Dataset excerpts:
::::::::::
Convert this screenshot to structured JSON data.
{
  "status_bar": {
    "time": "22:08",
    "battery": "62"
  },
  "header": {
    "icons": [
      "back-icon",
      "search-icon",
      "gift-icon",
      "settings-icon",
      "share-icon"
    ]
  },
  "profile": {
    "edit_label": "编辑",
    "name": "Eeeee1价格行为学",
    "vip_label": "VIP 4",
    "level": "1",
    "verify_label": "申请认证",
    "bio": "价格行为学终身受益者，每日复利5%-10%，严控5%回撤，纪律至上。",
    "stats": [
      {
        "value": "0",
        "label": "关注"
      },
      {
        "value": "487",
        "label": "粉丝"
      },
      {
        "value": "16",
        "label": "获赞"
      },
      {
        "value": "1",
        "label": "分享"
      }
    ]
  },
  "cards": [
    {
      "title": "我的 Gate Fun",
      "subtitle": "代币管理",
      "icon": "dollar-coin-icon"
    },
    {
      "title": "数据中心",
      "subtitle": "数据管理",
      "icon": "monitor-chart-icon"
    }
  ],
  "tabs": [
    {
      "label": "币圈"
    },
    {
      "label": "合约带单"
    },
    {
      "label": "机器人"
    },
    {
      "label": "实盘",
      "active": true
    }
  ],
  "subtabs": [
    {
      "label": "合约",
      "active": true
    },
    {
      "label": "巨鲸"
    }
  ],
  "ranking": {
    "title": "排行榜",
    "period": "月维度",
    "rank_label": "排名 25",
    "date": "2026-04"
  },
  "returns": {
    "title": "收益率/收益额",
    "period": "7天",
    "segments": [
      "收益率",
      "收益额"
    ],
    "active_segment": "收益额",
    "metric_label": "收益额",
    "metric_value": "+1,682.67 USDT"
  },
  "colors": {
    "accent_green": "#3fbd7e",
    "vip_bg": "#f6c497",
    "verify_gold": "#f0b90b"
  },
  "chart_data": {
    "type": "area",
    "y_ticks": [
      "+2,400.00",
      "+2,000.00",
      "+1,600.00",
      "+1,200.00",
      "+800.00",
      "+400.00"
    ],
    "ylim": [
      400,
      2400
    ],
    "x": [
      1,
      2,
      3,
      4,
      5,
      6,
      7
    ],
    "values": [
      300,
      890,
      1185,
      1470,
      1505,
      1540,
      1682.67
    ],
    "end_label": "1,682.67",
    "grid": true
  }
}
::::::::::
§ **Set exercise**: Output all of the material exactly as written.

§ **Exercise result**:
Convert this screenshot to structured JSON data.
{
  "status_bar": {
    "time": "22:08",
    "battery": "62"
  },
  "header": {
    "icons": [
      "back-icon",
      "search-icon",
      "gift-icon",
      "settings-icon",
      "share-icon"
    ]
  },
  "profile": {
    "edit_label": "编辑",
    "name": "Eeeee1价格行为学",
    "vip_label": "VIP 4",
    "level": "1",
    "verify_label": "申请认证",
    "bio": "价格行为学终身受益者，每日复利5%-10%，严控5%回撤，纪律至上。",
    "stats": [
      {
        "value": "0",
        "label": "关注"
      },
      {
        "value": "487",
        "label": "粉丝"
      },
      {
        "value": "16",
        "label": "获赞"
      },
      {
        "value": "1",
        "label": "分享"
      }
    ]
  },
  "cards": [
    {
      "title": "我的 Gate Fun",
      "subtitle": "代币管理",
      "icon": "dollar-coin-icon"
    },
    {
      "title": "数据中心",
      "subtitle": "数据管理",
      "icon": "monitor-chart-icon"
    }
  ],
  "tabs": [
    {
      "label": "币圈"
    },
    {
      "label": "合约带单"
    },
    {
      "label": "机器人"
    },
    {
      "label": "实盘",
      "active": true
    }
  ],
  "subtabs": [
    {
      "label": "合约",
      "active": true
    },
    {
      "label": "巨鲸"
    }
  ],
  "ranking": {
    "title": "排行榜",
    "period": "月维度",
    "rank_label": "排名 25",
    "date": "2026-04"
  },
  "returns": {
    "title": "收益率/收益额",
    "period": "7天",
    "segments": [
      "收益率",
      "收益额"
    ],
    "active_segment": "收益额",
    "metric_label": "收益额",
    "metric_value": "+1,682.67 USDT"
  },
  "colors": {
    "accent_green": "#3fbd7e",
    "vip_bg": "#f6c497",
    "verify_gold": "#f0b90b"
  },
  "chart_data": {
    "type": "area",
    "y_ticks": [
      "+2,400.00",
      "+2,000.00",
      "+1,600.00",
      "+1,200.00",
      "+800.00",
      "+400.00"
    ],
    "ylim": [
      400,
      2400
    ],
    "x": [
      1,
      2,
      3,
      4,
      5,
      6,
      7
    ],
    "values": [
      300,
      890,
      1185,
      1470,
      1505,
      1540,
      1682.67
    ],
    "end_label": "1,682.67",
    "grid": true
  }
}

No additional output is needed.